▶ [Given task]: The required output is a single number: how many lines of the material contain the string "this".

▶ [Records for processing]:
begin
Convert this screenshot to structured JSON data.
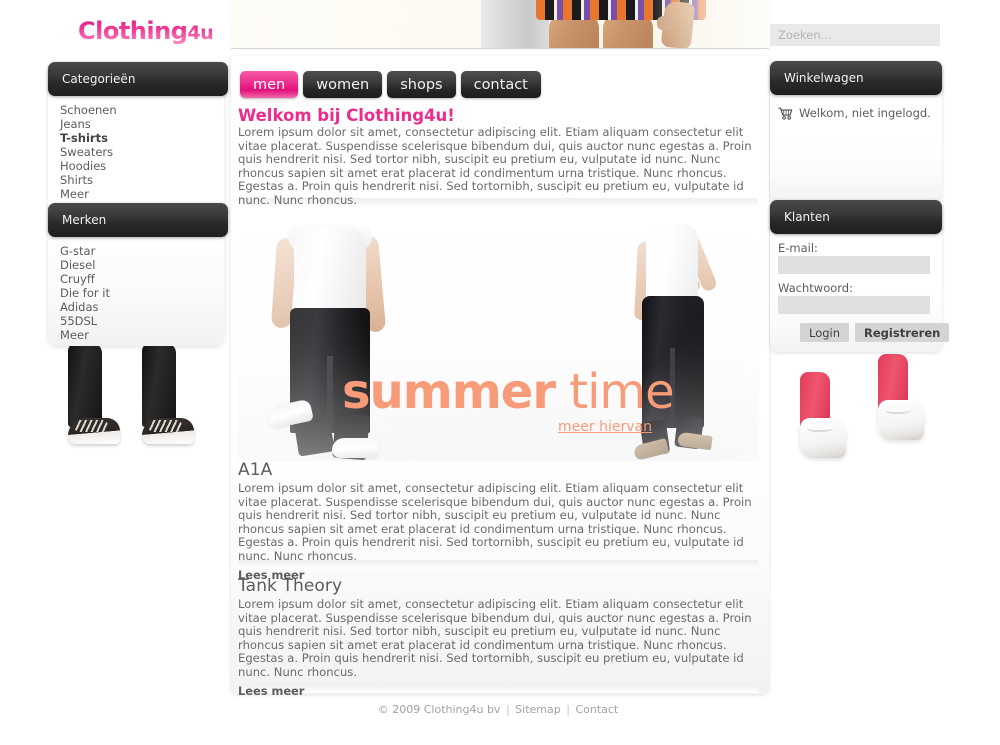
{
  "site": {
    "logo_main": "Clothing",
    "logo_suffix": "4u",
    "logo_color": "#ec2c8c"
  },
  "search": {
    "placeholder": "Zoeken...",
    "value": ""
  },
  "nav": {
    "tabs": [
      {
        "label": "men",
        "active": true
      },
      {
        "label": "women",
        "active": false
      },
      {
        "label": "shops",
        "active": false
      },
      {
        "label": "contact",
        "active": false
      }
    ]
  },
  "sidebar_left": {
    "categories": {
      "title": "Categorieën",
      "items": [
        {
          "label": "Schoenen",
          "active": false
        },
        {
          "label": "Jeans",
          "active": false
        },
        {
          "label": "T-shirts",
          "active": true
        },
        {
          "label": "Sweaters",
          "active": false
        },
        {
          "label": "Hoodies",
          "active": false
        },
        {
          "label": "Shirts",
          "active": false
        },
        {
          "label": "Meer",
          "active": false
        }
      ]
    },
    "brands": {
      "title": "Merken",
      "items": [
        {
          "label": "G-star",
          "active": false
        },
        {
          "label": "Diesel",
          "active": false
        },
        {
          "label": "Cruyff",
          "active": false
        },
        {
          "label": "Die for it",
          "active": false
        },
        {
          "label": "Adidas",
          "active": false
        },
        {
          "label": "55DSL",
          "active": false
        },
        {
          "label": "Meer",
          "active": false
        }
      ]
    }
  },
  "main": {
    "welcome_title": "Welkom bij Clothing4u!",
    "intro_text": "Lorem ipsum dolor sit amet, consectetur adipiscing elit. Etiam aliquam consectetur elit vitae placerat. Suspendisse scelerisque bibendum dui, quis auctor nunc  egestas a. Proin quis hendrerit nisi. Sed tortor nibh, suscipit eu pretium eu,  vulputate id nunc. Nunc rhoncus sapien sit amet erat placerat id condimentum urna tristique. Nunc rhoncus. Egestas a. Proin quis hendrerit nisi. Sed tortornibh, suscipit eu pretium eu, vulputate id nunc. Nunc rhoncus.",
    "hero": {
      "title_bold": "summer",
      "title_thin": "time",
      "subtitle": "meer hiervan",
      "accent_color": "#f79b79"
    },
    "articles": [
      {
        "title": "A1A",
        "body": "Lorem ipsum dolor sit amet, consectetur adipiscing elit. Etiam aliquam consectetur elit vitae placerat. Suspendisse scelerisque bibendum dui, quis auctor nunc  egestas a. Proin quis hendrerit nisi. Sed tortor nibh, suscipit eu pretium eu,  vulputate id nunc. Nunc rhoncus sapien sit amet erat placerat id condimentum urna tristique. Nunc rhoncus. Egestas a. Proin quis hendrerit nisi. Sed tortornibh, suscipit eu pretium eu, vulputate id nunc. Nunc rhoncus.",
        "more_label": "Lees meer"
      },
      {
        "title": "Tank Theory",
        "body": "Lorem ipsum dolor sit amet, consectetur adipiscing elit. Etiam aliquam consectetur elit vitae placerat. Suspendisse scelerisque bibendum dui, quis auctor nunc  egestas a. Proin quis hendrerit nisi. Sed tortor nibh, suscipit eu pretium eu,  vulputate id nunc. Nunc rhoncus sapien sit amet erat placerat id condimentum urna tristique. Nunc rhoncus. Egestas a. Proin quis hendrerit nisi. Sed tortornibh, suscipit eu pretium eu, vulputate id nunc. Nunc rhoncus.",
        "more_label": "Lees meer"
      }
    ]
  },
  "sidebar_right": {
    "cart": {
      "title": "Winkelwagen",
      "status": "Welkom, niet ingelogd.",
      "icon": "shopping-cart-icon"
    },
    "customers": {
      "title": "Klanten",
      "email_label": "E-mail:",
      "email_value": "",
      "password_label": "Wachtwoord:",
      "password_value": "",
      "login_label": "Login",
      "register_label": "Registreren"
    }
  },
  "footer": {
    "copyright": "© 2009 Clothing4u bv",
    "sitemap_label": "Sitemap",
    "contact_label": "Contact",
    "separator": "|"
  }
}
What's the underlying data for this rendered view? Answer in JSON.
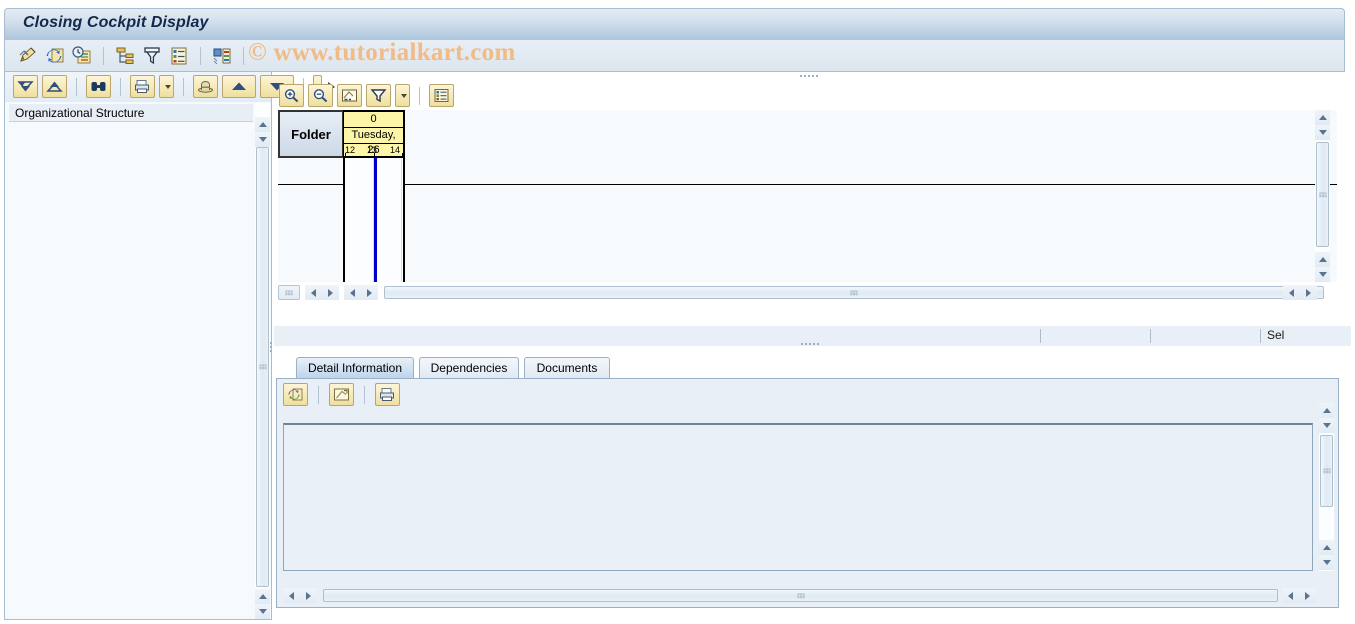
{
  "window": {
    "title": "Closing Cockpit Display"
  },
  "watermark": {
    "text": "© www.tutorialkart.com"
  },
  "main_toolbar": {
    "buttons": [
      {
        "name": "display-change-icon",
        "label": "Display/Change",
        "glyph": "pencil-ruler"
      },
      {
        "name": "refresh-icon",
        "label": "Refresh",
        "glyph": "refresh"
      },
      {
        "name": "schedule-icon",
        "label": "Schedule",
        "glyph": "clock-list"
      },
      {
        "name": "hierarchy-icon",
        "label": "Hierarchy",
        "glyph": "tree"
      },
      {
        "name": "filter-funnel-icon",
        "label": "Filter",
        "glyph": "funnel-box"
      },
      {
        "name": "detail-list-icon",
        "label": "Detail List",
        "glyph": "list"
      },
      {
        "name": "layout-icon",
        "label": "Layout",
        "glyph": "columns"
      }
    ]
  },
  "left_panel": {
    "toolbar": [
      {
        "name": "expand-all-button",
        "label": "Expand All",
        "glyph": "expand-down"
      },
      {
        "name": "collapse-all-button",
        "label": "Collapse All",
        "glyph": "collapse-up"
      },
      {
        "name": "find-button",
        "label": "Find",
        "glyph": "binoculars"
      },
      {
        "name": "print-button",
        "label": "Print",
        "glyph": "printer",
        "has_dropdown": true
      },
      {
        "name": "filter-button",
        "label": "Filter",
        "glyph": "hat"
      },
      {
        "name": "move-up-button",
        "label": "Move Up",
        "glyph": "up"
      },
      {
        "name": "move-down-button",
        "label": "Move Down",
        "glyph": "down"
      },
      {
        "name": "more-button",
        "label": "More",
        "glyph": "partial"
      }
    ],
    "tree_header": "Organizational Structure",
    "tree_items": []
  },
  "gantt": {
    "toolbar": [
      {
        "name": "zoom-in-button",
        "label": "Zoom In",
        "glyph": "zoom-in"
      },
      {
        "name": "zoom-out-button",
        "label": "Zoom Out",
        "glyph": "zoom-out"
      },
      {
        "name": "edit-chart-button",
        "label": "Edit",
        "glyph": "edit-pencil"
      },
      {
        "name": "filter-chart-button",
        "label": "Filter",
        "glyph": "funnel",
        "has_dropdown": true
      },
      {
        "name": "legend-button",
        "label": "Legend",
        "glyph": "list"
      }
    ],
    "folder_column_header": "Folder",
    "time_header": {
      "row1": "0",
      "row2": "Tuesday, 26",
      "ticks": [
        "12",
        "13",
        "14"
      ]
    },
    "now_marker_label": "current time"
  },
  "status_bar": {
    "selection_label": "Sel"
  },
  "tabs": [
    {
      "name": "tab-detail-information",
      "label": "Detail Information",
      "active": true
    },
    {
      "name": "tab-dependencies",
      "label": "Dependencies",
      "active": false
    },
    {
      "name": "tab-documents",
      "label": "Documents",
      "active": false
    }
  ],
  "detail_panel": {
    "toolbar": [
      {
        "name": "refresh-detail-button",
        "label": "Refresh",
        "glyph": "refresh"
      },
      {
        "name": "expand-detail-button",
        "label": "Expand",
        "glyph": "arrows"
      },
      {
        "name": "print-detail-button",
        "label": "Print",
        "glyph": "printer"
      }
    ],
    "content": ""
  },
  "colors": {
    "title_text": "#14284b",
    "watermark": "#f0bb85",
    "gantt_header_yellow": "#fdf6a8",
    "now_line": "#0000cc",
    "panel_bg": "#e8eff6",
    "button_gold": "#f6e9b6"
  }
}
end
▶ [Written reply]: 2